Exercise details — Filter the entries and keep only the lines where the string "JSON" appears.

Materials provided —
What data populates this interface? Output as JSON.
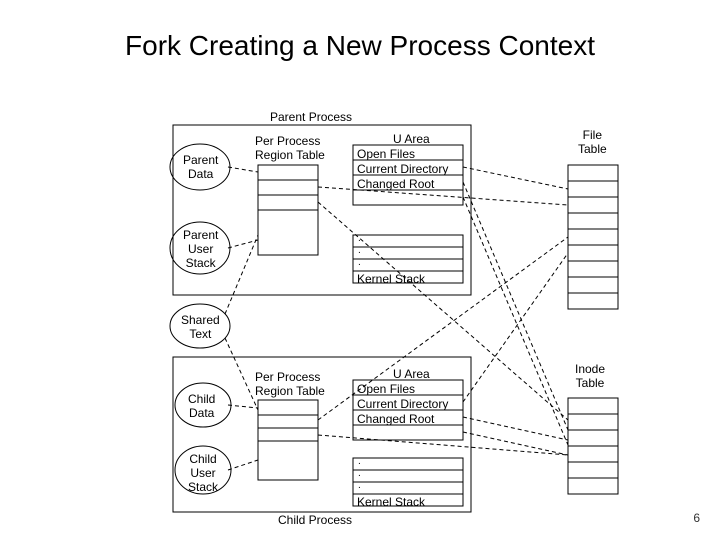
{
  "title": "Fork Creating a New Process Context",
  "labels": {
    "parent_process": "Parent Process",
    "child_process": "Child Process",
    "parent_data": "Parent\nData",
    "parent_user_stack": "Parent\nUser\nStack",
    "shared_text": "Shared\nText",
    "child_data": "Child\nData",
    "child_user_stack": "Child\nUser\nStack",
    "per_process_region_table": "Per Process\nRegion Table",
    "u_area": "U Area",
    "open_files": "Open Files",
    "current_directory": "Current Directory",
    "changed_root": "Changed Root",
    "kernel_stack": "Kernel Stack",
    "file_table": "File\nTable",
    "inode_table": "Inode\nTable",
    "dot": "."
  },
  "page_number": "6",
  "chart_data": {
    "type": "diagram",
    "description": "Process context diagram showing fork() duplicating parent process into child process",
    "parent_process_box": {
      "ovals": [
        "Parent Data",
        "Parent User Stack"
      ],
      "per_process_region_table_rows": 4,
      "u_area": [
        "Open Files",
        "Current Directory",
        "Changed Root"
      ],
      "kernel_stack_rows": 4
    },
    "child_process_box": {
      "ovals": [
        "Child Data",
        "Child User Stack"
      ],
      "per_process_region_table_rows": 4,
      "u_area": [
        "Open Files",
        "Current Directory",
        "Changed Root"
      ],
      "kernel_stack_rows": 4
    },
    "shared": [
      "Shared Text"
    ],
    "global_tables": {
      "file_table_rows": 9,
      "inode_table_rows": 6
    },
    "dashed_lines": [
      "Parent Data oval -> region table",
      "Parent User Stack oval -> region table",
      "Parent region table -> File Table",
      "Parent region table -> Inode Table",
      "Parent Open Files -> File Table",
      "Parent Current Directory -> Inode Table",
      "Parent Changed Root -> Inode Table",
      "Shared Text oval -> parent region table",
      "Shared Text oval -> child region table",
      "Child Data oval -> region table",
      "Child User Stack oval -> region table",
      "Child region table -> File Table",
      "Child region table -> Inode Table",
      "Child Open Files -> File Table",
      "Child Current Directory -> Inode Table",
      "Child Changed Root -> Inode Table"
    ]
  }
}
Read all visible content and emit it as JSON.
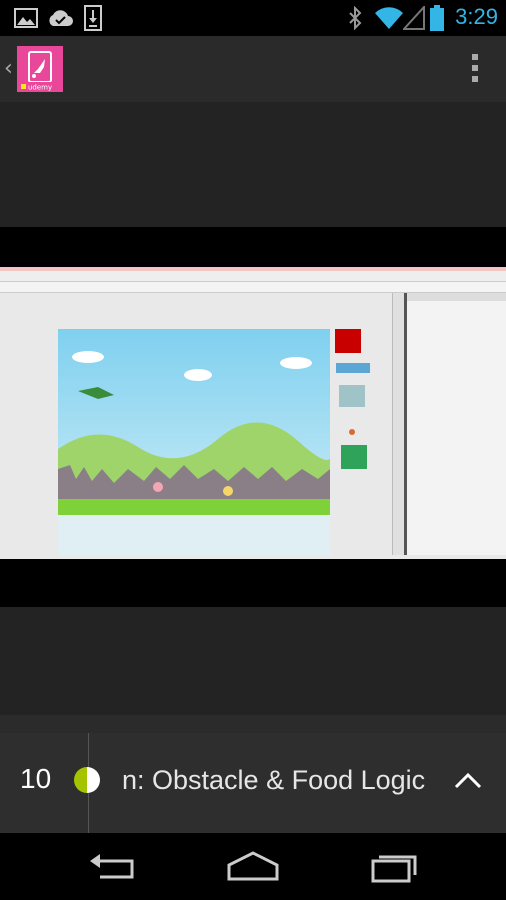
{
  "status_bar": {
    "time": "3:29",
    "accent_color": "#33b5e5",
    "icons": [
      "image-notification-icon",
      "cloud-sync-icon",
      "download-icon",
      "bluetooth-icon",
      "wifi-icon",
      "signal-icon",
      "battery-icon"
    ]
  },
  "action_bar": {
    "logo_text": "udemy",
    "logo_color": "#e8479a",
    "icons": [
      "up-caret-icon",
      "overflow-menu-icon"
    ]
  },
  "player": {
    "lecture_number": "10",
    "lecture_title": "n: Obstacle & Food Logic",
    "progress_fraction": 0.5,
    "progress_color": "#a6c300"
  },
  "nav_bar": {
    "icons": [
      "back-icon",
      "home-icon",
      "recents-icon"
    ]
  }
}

Exercise answer —
What data populates this interface? Output as JSON.
Read all visible content and emit it as JSON.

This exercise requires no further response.